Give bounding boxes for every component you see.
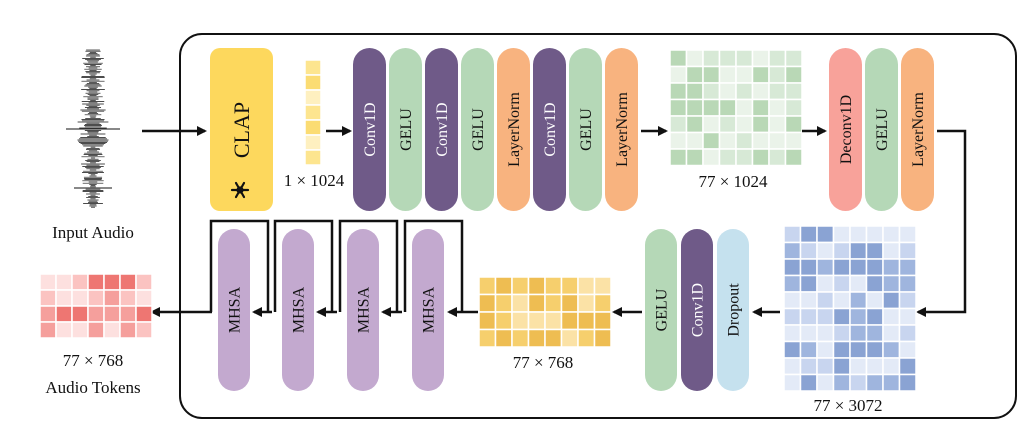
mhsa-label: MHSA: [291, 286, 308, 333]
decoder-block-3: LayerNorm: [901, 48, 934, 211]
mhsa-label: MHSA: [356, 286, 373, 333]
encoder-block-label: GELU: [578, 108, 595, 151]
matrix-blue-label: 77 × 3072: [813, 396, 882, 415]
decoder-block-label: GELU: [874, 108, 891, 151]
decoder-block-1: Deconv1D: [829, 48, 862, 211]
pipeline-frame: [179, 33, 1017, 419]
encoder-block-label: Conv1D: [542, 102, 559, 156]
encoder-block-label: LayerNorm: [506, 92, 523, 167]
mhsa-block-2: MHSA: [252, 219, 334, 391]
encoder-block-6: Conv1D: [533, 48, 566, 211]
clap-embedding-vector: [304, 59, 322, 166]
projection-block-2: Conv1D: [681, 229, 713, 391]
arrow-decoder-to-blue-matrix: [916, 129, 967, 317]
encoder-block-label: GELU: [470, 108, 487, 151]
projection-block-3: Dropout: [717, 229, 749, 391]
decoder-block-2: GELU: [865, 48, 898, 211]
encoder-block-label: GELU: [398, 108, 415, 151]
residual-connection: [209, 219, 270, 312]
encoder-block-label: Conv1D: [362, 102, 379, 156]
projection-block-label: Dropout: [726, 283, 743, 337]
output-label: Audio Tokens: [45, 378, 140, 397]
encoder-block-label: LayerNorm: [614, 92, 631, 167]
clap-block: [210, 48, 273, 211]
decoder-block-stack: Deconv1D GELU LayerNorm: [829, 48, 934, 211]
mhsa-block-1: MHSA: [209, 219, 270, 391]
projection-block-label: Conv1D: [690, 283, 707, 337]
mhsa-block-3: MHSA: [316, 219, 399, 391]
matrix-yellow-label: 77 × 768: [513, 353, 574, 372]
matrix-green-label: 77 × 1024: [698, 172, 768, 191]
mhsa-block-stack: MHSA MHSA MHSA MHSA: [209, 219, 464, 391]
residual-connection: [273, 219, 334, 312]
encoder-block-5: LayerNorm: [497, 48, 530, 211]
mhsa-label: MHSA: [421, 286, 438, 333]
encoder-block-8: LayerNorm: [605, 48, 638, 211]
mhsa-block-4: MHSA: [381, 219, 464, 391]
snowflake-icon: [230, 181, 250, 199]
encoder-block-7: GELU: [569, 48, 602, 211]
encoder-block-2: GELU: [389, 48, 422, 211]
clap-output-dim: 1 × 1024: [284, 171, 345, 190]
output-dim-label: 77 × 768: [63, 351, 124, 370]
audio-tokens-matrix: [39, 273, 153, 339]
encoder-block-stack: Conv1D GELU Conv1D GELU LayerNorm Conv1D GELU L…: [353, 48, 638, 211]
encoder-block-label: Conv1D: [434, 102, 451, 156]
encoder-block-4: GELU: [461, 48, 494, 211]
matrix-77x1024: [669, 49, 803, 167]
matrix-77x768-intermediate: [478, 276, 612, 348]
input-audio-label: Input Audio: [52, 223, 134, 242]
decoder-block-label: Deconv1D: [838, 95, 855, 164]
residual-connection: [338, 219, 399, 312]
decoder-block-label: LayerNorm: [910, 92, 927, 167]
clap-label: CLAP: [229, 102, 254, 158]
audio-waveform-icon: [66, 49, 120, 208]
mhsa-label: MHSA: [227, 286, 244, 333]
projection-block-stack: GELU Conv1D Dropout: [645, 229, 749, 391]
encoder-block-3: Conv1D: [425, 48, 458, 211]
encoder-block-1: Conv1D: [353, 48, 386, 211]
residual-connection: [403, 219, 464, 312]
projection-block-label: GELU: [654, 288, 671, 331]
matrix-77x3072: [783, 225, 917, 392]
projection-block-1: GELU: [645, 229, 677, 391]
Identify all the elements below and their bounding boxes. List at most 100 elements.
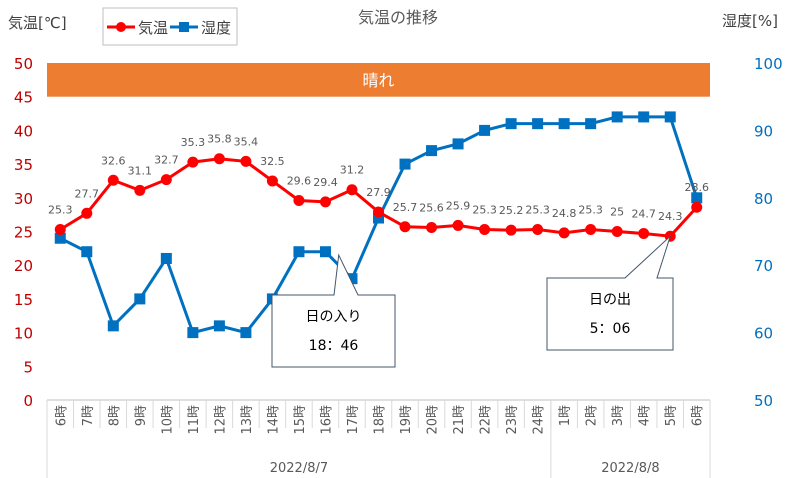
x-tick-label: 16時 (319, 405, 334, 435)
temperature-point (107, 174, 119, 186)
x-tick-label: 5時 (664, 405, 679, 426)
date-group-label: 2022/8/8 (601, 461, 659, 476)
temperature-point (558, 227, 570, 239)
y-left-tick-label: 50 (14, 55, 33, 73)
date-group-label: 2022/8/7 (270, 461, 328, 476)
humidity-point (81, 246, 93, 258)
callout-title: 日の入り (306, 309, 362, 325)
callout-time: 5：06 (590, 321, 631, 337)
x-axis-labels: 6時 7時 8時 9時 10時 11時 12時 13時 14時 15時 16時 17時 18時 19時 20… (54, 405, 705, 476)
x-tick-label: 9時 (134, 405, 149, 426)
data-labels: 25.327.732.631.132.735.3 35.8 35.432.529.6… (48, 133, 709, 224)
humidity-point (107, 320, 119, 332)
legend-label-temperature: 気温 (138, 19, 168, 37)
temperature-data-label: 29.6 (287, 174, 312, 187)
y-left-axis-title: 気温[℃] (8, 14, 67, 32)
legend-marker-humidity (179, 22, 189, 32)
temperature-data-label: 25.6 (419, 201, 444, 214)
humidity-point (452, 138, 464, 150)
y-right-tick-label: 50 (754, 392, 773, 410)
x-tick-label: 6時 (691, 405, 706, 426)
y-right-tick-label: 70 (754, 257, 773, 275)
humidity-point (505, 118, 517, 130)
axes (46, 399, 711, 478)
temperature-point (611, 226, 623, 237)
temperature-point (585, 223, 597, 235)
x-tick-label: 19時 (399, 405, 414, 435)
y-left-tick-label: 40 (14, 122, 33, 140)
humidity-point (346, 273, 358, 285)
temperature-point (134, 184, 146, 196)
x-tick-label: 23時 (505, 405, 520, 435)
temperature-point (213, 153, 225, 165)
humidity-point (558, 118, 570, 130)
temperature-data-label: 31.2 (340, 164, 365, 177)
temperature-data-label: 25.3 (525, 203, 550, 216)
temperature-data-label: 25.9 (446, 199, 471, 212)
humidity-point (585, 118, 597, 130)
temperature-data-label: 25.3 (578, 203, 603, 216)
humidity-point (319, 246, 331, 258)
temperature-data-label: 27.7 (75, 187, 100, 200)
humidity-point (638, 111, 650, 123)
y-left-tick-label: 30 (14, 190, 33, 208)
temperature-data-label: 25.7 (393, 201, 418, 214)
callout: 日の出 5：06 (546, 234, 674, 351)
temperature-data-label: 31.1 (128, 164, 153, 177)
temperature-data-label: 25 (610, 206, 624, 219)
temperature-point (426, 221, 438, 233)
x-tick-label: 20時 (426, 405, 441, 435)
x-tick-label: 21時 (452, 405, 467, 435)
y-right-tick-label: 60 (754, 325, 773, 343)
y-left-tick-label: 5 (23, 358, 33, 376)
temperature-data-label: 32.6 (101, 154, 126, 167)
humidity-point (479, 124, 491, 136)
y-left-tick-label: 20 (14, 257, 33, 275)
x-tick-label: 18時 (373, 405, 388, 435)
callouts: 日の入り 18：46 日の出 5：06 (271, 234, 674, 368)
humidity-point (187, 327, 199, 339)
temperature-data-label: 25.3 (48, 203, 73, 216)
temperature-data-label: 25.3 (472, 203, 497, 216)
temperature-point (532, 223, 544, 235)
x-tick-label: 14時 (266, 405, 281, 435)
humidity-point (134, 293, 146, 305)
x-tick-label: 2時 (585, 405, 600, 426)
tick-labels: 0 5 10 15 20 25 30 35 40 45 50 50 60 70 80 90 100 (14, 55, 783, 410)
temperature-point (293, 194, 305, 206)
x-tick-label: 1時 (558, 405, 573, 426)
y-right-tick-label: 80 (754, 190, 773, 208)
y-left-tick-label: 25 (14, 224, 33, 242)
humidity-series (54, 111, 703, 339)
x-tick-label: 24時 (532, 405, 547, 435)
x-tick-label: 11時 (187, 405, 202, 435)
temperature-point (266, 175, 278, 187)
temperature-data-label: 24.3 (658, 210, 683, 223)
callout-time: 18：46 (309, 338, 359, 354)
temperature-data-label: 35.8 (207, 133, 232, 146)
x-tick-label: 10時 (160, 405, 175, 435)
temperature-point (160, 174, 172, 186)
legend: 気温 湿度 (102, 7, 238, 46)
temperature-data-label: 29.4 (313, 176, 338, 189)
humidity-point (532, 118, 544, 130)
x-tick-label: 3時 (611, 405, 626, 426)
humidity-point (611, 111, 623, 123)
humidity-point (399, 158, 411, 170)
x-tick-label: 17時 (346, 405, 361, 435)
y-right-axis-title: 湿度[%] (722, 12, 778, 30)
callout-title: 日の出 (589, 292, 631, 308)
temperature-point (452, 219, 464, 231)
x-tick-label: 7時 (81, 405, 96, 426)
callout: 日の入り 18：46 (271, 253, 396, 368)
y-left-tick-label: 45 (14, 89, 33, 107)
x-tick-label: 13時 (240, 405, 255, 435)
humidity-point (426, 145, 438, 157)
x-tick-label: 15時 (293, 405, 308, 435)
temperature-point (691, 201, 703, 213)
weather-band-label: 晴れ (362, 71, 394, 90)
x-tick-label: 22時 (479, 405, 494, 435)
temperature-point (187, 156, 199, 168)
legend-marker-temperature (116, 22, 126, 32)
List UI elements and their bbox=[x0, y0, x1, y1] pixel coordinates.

▬▬▬

## What to work on
Retype the records from the line with "mhsa-label: MHSA: [291, 286, 308, 333]" up to and including the line with "pipeline-frame: [179, 33, 1017, 419]", keeping every character as shown.

## Complete output
mhsa-label: MHSA: [291, 286, 308, 333]
decoder-block-3: LayerNorm: [901, 48, 934, 211]
mhsa-label: MHSA: [356, 286, 373, 333]
encoder-block-label: GELU: [578, 108, 595, 151]
matrix-blue-label: 77 × 3072: [813, 396, 882, 415]
decoder-block-label: GELU: [874, 108, 891, 151]
decoder-block-1: Deconv1D: [829, 48, 862, 211]
pipeline-frame: [179, 33, 1017, 419]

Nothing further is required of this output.